WHAT YOU HAVE TO DO – Search the material below for the string "تعالى" and extract each line that has it.

SUPPLIED RECORDS –
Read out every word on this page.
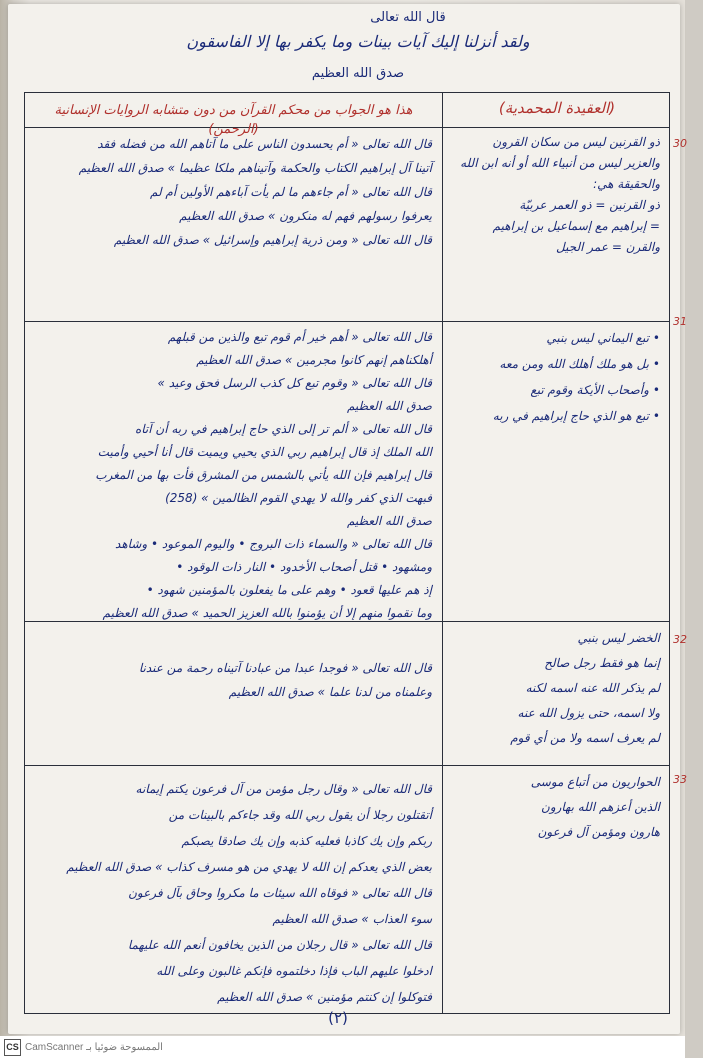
قال الله تعالى
ولقد أنزلنا إليك آيات بينات وما يكفر بها إلا الفاسقون
صدق الله العظيم
هذا هو الجواب من محكم القرآن من دون متشابه الروايات الإنسانية (الرحمن)
(العقيدة المحمدية)
30

ذو القرنين ليس من سكان القرون

والعزير ليس من أنبياء الله أو أنه ابن الله

والحقيقة هي:

ذو القرنين = ذو العمر عربيّة

= إبراهيم مع إسماعيل بن إبراهيم

والقرن = عمر الجيل

قال الله تعالى « أم يحسدون الناس على ما آتاهم الله من فضله فقد

آتينا آل إبراهيم الكتاب والحكمة وآتيناهم ملكا عظيما » صدق الله العظيم

قال الله تعالى « أم جاءهم ما لم يأت آباءهم الأولين أم لم

يعرفوا رسولهم فهم له منكرون » صدق الله العظيم

قال الله تعالى « ومن ذرية إبراهيم وإسرائيل » صدق الله العظيم

31
• تبع اليماني ليس بنبي
• بل هو ملك أهلك الله ومن معه
• وأصحاب الأيكة وقوم تبع
• تبع هو الذي حاج إبراهيم في ربه

قال الله تعالى « أهم خير أم قوم تبع والذين من قبلهم

أهلكناهم إنهم كانوا مجرمين » صدق الله العظيم

قال الله تعالى « وقوم تبع كل كذب الرسل فحق وعيد »

صدق الله العظيم

قال الله تعالى « ألم تر إلى الذي حاج إبراهيم في ربه أن آتاه

الله الملك إذ قال إبراهيم ربي الذي يحيي ويميت قال أنا أحيي وأميت

قال إبراهيم فإن الله يأتي بالشمس من المشرق فأت بها من المغرب

فبهت الذي كفر والله لا يهدي القوم الظالمين » (258)

صدق الله العظيم

قال الله تعالى « والسماء ذات البروج • واليوم الموعود • وشاهد

ومشهود • قتل أصحاب الأخدود • النار ذات الوقود •

إذ هم عليها قعود • وهم على ما يفعلون بالمؤمنين شهود •

وما نقموا منهم إلا أن يؤمنوا بالله العزيز الحميد » صدق الله العظيم

32

الخضر ليس بنبي

إنما هو فقط رجل صالح

لم يذكر الله عنه اسمه لكنه

ولا اسمه، حتى يزول الله عنه

لم يعرف اسمه ولا من أي قوم

قال الله تعالى « فوجدا عبدا من عبادنا آتيناه رحمة من عندنا

وعلمناه من لدنا علما » صدق الله العظيم

33

الحواريون من أتباع موسى

الذين أعزهم الله بهارون

هارون ومؤمن آل فرعون

قال الله تعالى « وقال رجل مؤمن من آل فرعون يكتم إيمانه

أتقتلون رجلا أن يقول ربي الله وقد جاءكم بالبينات من

ربكم وإن يك كاذبا فعليه كذبه وإن يك صادقا يصبكم

بعض الذي يعدكم إن الله لا يهدي من هو مسرف كذاب » صدق الله العظيم

قال الله تعالى « فوقاه الله سيئات ما مكروا وحاق بآل فرعون

سوء العذاب » صدق الله العظيم

قال الله تعالى « قال رجلان من الذين يخافون أنعم الله عليهما

ادخلوا عليهم الباب فإذا دخلتموه فإنكم غالبون وعلى الله

فتوكلوا إن كنتم مؤمنين » صدق الله العظيم

(٢)
CS الممسوحة ضوئيا بـ CamScanner
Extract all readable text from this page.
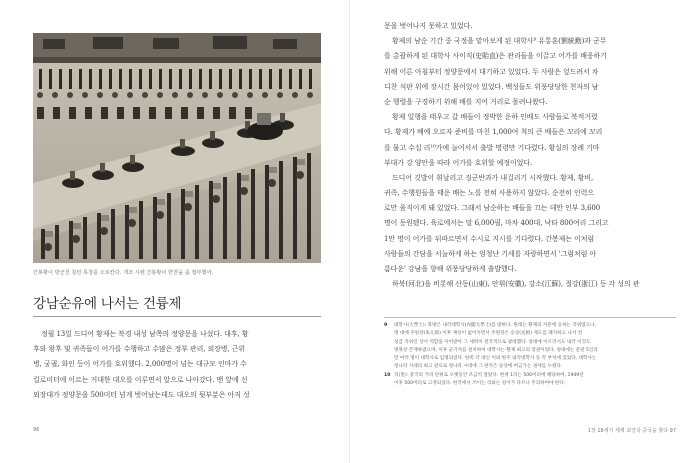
간봉황이 방군천 침린 목청를 오로칸다. 개조 시렌 간봉황이 반찬을 좀 절부했어.
강남순유에 나서는 건륭제
정월 13일 드디어 황제는 북경 내성 남쪽의 정양문을 나섰다. 대후, 황
후와 왕후 및 귀족들이 어가를 수행하고 수많은 정부 관리, 외장병, 근위
병, 궁궐, 화인 등이 어가를 호위했다. 2,000명이 넘는 대규모 인마가 수
킬로미터에 이르는 거대한 대오를 이루면서 앞으로 나아갔다. 맨 앞에 선
외장대가 정양문을 500미터 넘게 벗어났는데도 대오의 뒷부분은 아직 성
96
문을 벗어나지 못하고 있었다.
황제의 남순 기간 중 국정을 맡아보게 된 대학사⁹ 유통훈(劉統勳)과 군무
를 총괄하게 된 대학사 사이직(史貽直)은 관리들을 이끌고 어가를 배웅하기
위해 이른 아침부터 정양문에서 대기하고 있었다. 두 사람은 엎드려서 차
디찬 석판 위에 장시간 몸어있어 있었다. 백성들도 위풍당당한 천자의 남
순 행렬을 구경하기 위해 배를 지어 거리로 몰려나왔다.
황제 일행을 태우고 갈 배들이 정박한 운하 인배도 사람들로 북적거렸
다. 황제가 배에 오르자 준비를 마친 1,000여 척의 큰 배들은 꼬리에 꼬리
를 물고 수십 리¹⁰가에 늘어서서 출발 명령만 기다렸다. 황실의 장례 기마
부대가 강 양안을 따라 어가를 호위할 예정이었다.
드디어 깃발이 휘날리고 징군반과가 내걸리기 시작했다. 황제, 황비,
귀족, 수행원들을 태운 배는 노를 전혀 사용하지 않았다. 순전히 인력으
로만 움직이게 돼 있었다. 그래서 남순하는 배들을 끄는 데만 인부 3,600
명이 동원됐다. 육로에서는 말 6,000필, 마차 400대, 낙타 800여리 그리고
1만 명이 어가를 뒤따르면서 수시로 지시를 기다렸다. 간봉제는 이처럼
사람들의 간담을 서늘하게 하는 엄청난 기세를 자랑하면서 '그럼처럼 아
름다운' 강남을 향해 위풍당당하게 출발했다.
하북(河北)을 비롯해 산동(山東), 안휘(安徽), 강소(江蘇), 절강(浙江) 등 각 성의 관
9 대학사(大學士): 북방은 내각대학사(內閣大學士)를 말한다. 원래는 황제의 자문에 응하는 직위였으나,
명 대에 주원장(朱元璋) 이후 재상이 없어지면서 주원장은 승상(丞相) 제도를 폐지하고 나서 전
성급 직위인 상서 역할을 이어받아 그 세력이 전국적으로 광대했다. 청대에 이르러서도 내각 이것도
명목상 존재하였으며, 이후 군기처를 설치하여 대학사는 황제 최고의 장관이었다. 청대에는 문관 5인과
만 여러 명이 대학사로 임명되었다. 한족 각 대신 이외 한주 내각대학사 등 각 부처에 있었다. 대학사는
청나라 시대의 최고 관료로 청나라 시대에 그 관직은 승상에 버금가는 권세를 누렸다.
10 리(里): 중국의 거리 단위로 오랫동안 조금씩 달랐다. 현재 1리는 500미터에 해당하며, 1949년
이후 500미터로 고정되었다. 한국에서 쓰이는 리와는 길이가 다르니 주의하여야 한다.
1장 18세기 세계 최강국 중국을 찾다 97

RESPONSE TO THE TASK –
قال الله تعالى
قال الله تعالى « أم يحسدون الناس على ما آتاهم الله من فضله فقد
قال الله تعالى « أم جاءهم ما لم يأت آباءهم الأولين أم لم
قال الله تعالى « ومن ذرية إبراهيم وإسرائيل » صدق الله العظيم
قال الله تعالى « أهم خير أم قوم تبع والذين من قبلهم
قال الله تعالى « وقوم تبع كل كذب الرسل فحق وعيد »
قال الله تعالى « ألم تر إلى الذي حاج إبراهيم في ربه أن آتاه
قال الله تعالى « والسماء ذات البروج • واليوم الموعود • وشاهد
قال الله تعالى « فوجدا عبدا من عبادنا آتيناه رحمة من عندنا
قال الله تعالى « وقال رجل مؤمن من آل فرعون يكتم إيمانه
قال الله تعالى « فوقاه الله سيئات ما مكروا وحاق بآل فرعون
قال الله تعالى « قال رجلان من الذين يخافون أنعم الله عليهما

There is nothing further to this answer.